STATED EXERCISE ▸ Could you output each line of the data that follows exactly?

#####

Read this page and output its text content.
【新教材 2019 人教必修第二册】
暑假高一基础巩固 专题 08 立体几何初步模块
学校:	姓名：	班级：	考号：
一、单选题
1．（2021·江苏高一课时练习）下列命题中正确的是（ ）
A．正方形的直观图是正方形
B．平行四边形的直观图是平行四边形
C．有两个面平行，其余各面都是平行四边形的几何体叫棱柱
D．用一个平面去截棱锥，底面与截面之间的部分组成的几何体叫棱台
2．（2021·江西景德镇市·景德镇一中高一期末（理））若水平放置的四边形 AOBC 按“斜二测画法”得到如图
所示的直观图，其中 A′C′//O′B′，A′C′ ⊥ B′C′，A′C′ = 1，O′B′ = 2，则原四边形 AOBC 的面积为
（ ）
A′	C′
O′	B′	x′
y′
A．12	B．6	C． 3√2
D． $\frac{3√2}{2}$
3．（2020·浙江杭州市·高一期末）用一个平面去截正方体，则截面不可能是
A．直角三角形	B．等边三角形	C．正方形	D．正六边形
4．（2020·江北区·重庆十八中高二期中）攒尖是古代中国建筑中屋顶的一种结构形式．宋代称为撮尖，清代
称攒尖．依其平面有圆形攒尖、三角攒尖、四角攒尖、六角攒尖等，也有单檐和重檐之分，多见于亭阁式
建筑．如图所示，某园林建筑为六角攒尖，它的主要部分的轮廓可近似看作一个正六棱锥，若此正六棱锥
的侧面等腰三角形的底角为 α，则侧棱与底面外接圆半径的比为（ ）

#####

RESPONSE TO THIS EXERCISE ▸
Read this page and output its text content.
【新教材 2019 人教必修第二册】
暑假高一基础巩固 专题 08 立体几何初步模块
学校:	姓名：	班级：	考号：
一、单选题
1．（2021·江苏高一课时练习）下列命题中正确的是（ ）
A．正方形的直观图是正方形
B．平行四边形的直观图是平行四边形
C．有两个面平行，其余各面都是平行四边形的几何体叫棱柱
D．用一个平面去截棱锥，底面与截面之间的部分组成的几何体叫棱台
2．（2021·江西景德镇市·景德镇一中高一期末（理））若水平放置的四边形 AOBC 按“斜二测画法”得到如图
所示的直观图，其中 A′C′//O′B′，A′C′ ⊥ B′C′，A′C′ = 1，O′B′ = 2，则原四边形 AOBC 的面积为
（ ）
A′	C′
O′	B′	x′
y′
A．12	B．6	C． 3√2
D． $\frac{3√2}{2}$
3．（2020·浙江杭州市·高一期末）用一个平面去截正方体，则截面不可能是
A．直角三角形	B．等边三角形	C．正方形	D．正六边形
4．（2020·江北区·重庆十八中高二期中）攒尖是古代中国建筑中屋顶的一种结构形式．宋代称为撮尖，清代
称攒尖．依其平面有圆形攒尖、三角攒尖、四角攒尖、六角攒尖等，也有单檐和重檐之分，多见于亭阁式
建筑．如图所示，某园林建筑为六角攒尖，它的主要部分的轮廓可近似看作一个正六棱锥，若此正六棱锥
的侧面等腰三角形的底角为 α，则侧棱与底面外接圆半径的比为（ ）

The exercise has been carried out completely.